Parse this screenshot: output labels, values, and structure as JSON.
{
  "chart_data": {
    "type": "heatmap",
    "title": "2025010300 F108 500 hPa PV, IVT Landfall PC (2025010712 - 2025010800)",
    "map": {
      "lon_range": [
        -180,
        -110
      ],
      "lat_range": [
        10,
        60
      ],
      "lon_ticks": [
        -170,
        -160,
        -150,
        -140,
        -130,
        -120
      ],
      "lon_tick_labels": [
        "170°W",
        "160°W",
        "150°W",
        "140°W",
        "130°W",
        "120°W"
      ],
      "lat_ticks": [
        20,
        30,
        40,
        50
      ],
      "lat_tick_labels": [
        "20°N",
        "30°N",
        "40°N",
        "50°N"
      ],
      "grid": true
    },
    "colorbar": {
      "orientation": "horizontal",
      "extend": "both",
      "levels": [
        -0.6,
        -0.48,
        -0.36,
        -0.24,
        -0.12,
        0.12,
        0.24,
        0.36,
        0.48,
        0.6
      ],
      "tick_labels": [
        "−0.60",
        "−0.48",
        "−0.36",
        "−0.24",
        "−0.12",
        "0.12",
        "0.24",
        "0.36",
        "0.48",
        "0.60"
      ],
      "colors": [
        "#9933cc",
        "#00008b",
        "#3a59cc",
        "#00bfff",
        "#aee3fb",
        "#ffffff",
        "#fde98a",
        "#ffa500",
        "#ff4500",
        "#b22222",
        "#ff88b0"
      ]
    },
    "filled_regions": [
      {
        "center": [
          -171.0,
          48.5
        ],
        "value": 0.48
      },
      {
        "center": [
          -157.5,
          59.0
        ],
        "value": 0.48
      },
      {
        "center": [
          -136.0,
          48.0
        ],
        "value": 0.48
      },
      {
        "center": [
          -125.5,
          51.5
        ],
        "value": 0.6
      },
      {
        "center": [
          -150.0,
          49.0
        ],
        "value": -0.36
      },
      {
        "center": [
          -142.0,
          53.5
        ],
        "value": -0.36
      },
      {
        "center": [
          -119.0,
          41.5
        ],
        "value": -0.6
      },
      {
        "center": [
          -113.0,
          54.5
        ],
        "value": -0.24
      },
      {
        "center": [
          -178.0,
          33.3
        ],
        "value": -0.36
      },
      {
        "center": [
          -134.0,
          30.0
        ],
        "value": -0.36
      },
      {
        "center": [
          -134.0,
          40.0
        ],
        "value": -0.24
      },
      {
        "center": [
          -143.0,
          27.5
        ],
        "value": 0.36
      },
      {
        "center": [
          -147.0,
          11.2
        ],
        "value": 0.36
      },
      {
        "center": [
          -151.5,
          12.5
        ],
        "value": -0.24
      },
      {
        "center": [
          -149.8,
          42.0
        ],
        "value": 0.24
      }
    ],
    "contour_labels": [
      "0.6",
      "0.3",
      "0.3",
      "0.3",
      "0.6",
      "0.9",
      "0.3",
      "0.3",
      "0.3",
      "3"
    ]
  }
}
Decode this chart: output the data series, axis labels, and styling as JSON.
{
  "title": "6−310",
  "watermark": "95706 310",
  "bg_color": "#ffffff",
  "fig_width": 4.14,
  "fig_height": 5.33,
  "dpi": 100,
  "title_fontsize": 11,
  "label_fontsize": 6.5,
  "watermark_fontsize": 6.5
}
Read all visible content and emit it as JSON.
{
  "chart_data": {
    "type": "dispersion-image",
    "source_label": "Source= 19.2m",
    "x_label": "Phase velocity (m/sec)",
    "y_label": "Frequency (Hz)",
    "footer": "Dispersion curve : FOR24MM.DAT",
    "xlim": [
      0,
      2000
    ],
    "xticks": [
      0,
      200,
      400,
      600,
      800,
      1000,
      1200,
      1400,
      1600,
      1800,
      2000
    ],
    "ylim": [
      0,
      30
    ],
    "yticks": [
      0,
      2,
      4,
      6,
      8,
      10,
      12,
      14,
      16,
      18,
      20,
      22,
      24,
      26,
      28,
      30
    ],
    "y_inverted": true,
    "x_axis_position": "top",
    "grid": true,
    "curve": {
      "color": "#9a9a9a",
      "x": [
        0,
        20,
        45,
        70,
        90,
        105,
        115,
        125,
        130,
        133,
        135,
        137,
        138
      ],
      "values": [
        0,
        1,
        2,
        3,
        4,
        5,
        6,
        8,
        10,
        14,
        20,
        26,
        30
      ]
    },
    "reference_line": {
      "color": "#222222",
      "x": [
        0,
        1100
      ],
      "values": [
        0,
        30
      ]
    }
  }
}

┄┄┄┄┄┄┄┄┄┄

AIM OF THE EXERCISE
In the listing above, find the line containing "Decode this chart: output", then reproduce it and each line after it through the end, exactly and with nothing added.

RESPONSE
Decode this chart: output the data series, axis labels, and styling as JSON.
{
  "title": "6−310",
  "watermark": "95706 310",
  "bg_color": "#ffffff",
  "fig_width": 4.14,
  "fig_height": 5.33,
  "dpi": 100,
  "title_fontsize": 11,
  "label_fontsize": 6.5,
  "watermark_fontsize": 6.5
}
Read all visible content and emit it as JSON.
{
  "chart_data": {
    "type": "dispersion-image",
    "source_label": "Source= 19.2m",
    "x_label": "Phase velocity (m/sec)",
    "y_label": "Frequency (Hz)",
    "footer": "Dispersion curve : FOR24MM.DAT",
    "xlim": [
      0,
      2000
    ],
    "xticks": [
      0,
      200,
      400,
      600,
      800,
      1000,
      1200,
      1400,
      1600,
      1800,
      2000
    ],
    "ylim": [
      0,
      30
    ],
    "yticks": [
      0,
      2,
      4,
      6,
      8,
      10,
      12,
      14,
      16,
      18,
      20,
      22,
      24,
      26,
      28,
      30
    ],
    "y_inverted": true,
    "x_axis_position": "top",
    "grid": true,
    "curve": {
      "color": "#9a9a9a",
      "x": [
        0,
        20,
        45,
        70,
        90,
        105,
        115,
        125,
        130,
        133,
        135,
        137,
        138
      ],
      "values": [
        0,
        1,
        2,
        3,
        4,
        5,
        6,
        8,
        10,
        14,
        20,
        26,
        30
      ]
    },
    "reference_line": {
      "color": "#222222",
      "x": [
        0,
        1100
      ],
      "values": [
        0,
        30
      ]
    }
  }
}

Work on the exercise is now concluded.